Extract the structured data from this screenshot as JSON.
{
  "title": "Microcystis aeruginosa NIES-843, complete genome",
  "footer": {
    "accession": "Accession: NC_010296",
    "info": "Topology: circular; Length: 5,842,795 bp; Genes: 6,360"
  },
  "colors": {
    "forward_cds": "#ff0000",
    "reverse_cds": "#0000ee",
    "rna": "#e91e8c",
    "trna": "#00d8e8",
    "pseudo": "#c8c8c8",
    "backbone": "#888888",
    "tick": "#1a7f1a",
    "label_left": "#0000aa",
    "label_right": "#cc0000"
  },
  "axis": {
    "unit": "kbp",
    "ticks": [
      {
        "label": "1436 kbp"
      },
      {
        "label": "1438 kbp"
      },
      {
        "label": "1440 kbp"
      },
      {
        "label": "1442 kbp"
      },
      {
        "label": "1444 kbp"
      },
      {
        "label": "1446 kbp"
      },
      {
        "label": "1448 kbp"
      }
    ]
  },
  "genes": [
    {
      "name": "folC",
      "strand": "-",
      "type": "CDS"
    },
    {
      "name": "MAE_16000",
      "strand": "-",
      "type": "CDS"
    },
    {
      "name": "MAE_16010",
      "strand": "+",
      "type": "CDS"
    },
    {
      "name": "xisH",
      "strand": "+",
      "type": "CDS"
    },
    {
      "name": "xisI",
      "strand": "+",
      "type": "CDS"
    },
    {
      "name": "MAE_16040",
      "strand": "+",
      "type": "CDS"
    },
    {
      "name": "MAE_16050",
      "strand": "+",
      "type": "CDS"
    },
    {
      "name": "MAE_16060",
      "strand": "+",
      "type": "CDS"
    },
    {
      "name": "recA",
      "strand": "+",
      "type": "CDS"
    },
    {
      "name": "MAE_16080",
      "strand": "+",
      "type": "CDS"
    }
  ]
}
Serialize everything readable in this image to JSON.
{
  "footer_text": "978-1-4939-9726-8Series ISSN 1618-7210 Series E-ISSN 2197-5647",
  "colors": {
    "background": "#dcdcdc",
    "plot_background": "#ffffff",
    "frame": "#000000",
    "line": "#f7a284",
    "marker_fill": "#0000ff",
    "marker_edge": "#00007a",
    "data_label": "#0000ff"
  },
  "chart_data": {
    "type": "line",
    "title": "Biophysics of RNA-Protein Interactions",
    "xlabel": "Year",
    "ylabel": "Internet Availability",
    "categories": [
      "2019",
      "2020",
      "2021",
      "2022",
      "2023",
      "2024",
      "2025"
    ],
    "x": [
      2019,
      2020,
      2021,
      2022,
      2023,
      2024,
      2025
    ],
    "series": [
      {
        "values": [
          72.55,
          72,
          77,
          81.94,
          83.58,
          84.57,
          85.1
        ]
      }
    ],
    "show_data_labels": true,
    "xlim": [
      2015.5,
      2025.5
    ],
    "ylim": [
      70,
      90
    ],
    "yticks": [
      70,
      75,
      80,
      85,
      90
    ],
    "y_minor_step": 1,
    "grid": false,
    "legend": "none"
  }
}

==================================================

» Prompt: What you write must be identical to the material above.

» Output for this task:
Extract the structured data from this screenshot as JSON.
{
  "title": "Microcystis aeruginosa NIES-843, complete genome",
  "footer": {
    "accession": "Accession: NC_010296",
    "info": "Topology: circular; Length: 5,842,795 bp; Genes: 6,360"
  },
  "colors": {
    "forward_cds": "#ff0000",
    "reverse_cds": "#0000ee",
    "rna": "#e91e8c",
    "trna": "#00d8e8",
    "pseudo": "#c8c8c8",
    "backbone": "#888888",
    "tick": "#1a7f1a",
    "label_left": "#0000aa",
    "label_right": "#cc0000"
  },
  "axis": {
    "unit": "kbp",
    "ticks": [
      {
        "label": "1436 kbp"
      },
      {
        "label": "1438 kbp"
      },
      {
        "label": "1440 kbp"
      },
      {
        "label": "1442 kbp"
      },
      {
        "label": "1444 kbp"
      },
      {
        "label": "1446 kbp"
      },
      {
        "label": "1448 kbp"
      }
    ]
  },
  "genes": [
    {
      "name": "folC",
      "strand": "-",
      "type": "CDS"
    },
    {
      "name": "MAE_16000",
      "strand": "-",
      "type": "CDS"
    },
    {
      "name": "MAE_16010",
      "strand": "+",
      "type": "CDS"
    },
    {
      "name": "xisH",
      "strand": "+",
      "type": "CDS"
    },
    {
      "name": "xisI",
      "strand": "+",
      "type": "CDS"
    },
    {
      "name": "MAE_16040",
      "strand": "+",
      "type": "CDS"
    },
    {
      "name": "MAE_16050",
      "strand": "+",
      "type": "CDS"
    },
    {
      "name": "MAE_16060",
      "strand": "+",
      "type": "CDS"
    },
    {
      "name": "recA",
      "strand": "+",
      "type": "CDS"
    },
    {
      "name": "MAE_16080",
      "strand": "+",
      "type": "CDS"
    }
  ]
}
Serialize everything readable in this image to JSON.
{
  "footer_text": "978-1-4939-9726-8Series ISSN 1618-7210 Series E-ISSN 2197-5647",
  "colors": {
    "background": "#dcdcdc",
    "plot_background": "#ffffff",
    "frame": "#000000",
    "line": "#f7a284",
    "marker_fill": "#0000ff",
    "marker_edge": "#00007a",
    "data_label": "#0000ff"
  },
  "chart_data": {
    "type": "line",
    "title": "Biophysics of RNA-Protein Interactions",
    "xlabel": "Year",
    "ylabel": "Internet Availability",
    "categories": [
      "2019",
      "2020",
      "2021",
      "2022",
      "2023",
      "2024",
      "2025"
    ],
    "x": [
      2019,
      2020,
      2021,
      2022,
      2023,
      2024,
      2025
    ],
    "series": [
      {
        "values": [
          72.55,
          72,
          77,
          81.94,
          83.58,
          84.57,
          85.1
        ]
      }
    ],
    "show_data_labels": true,
    "xlim": [
      2015.5,
      2025.5
    ],
    "ylim": [
      70,
      90
    ],
    "yticks": [
      70,
      75,
      80,
      85,
      90
    ],
    "y_minor_step": 1,
    "grid": false,
    "legend": "none"
  }
}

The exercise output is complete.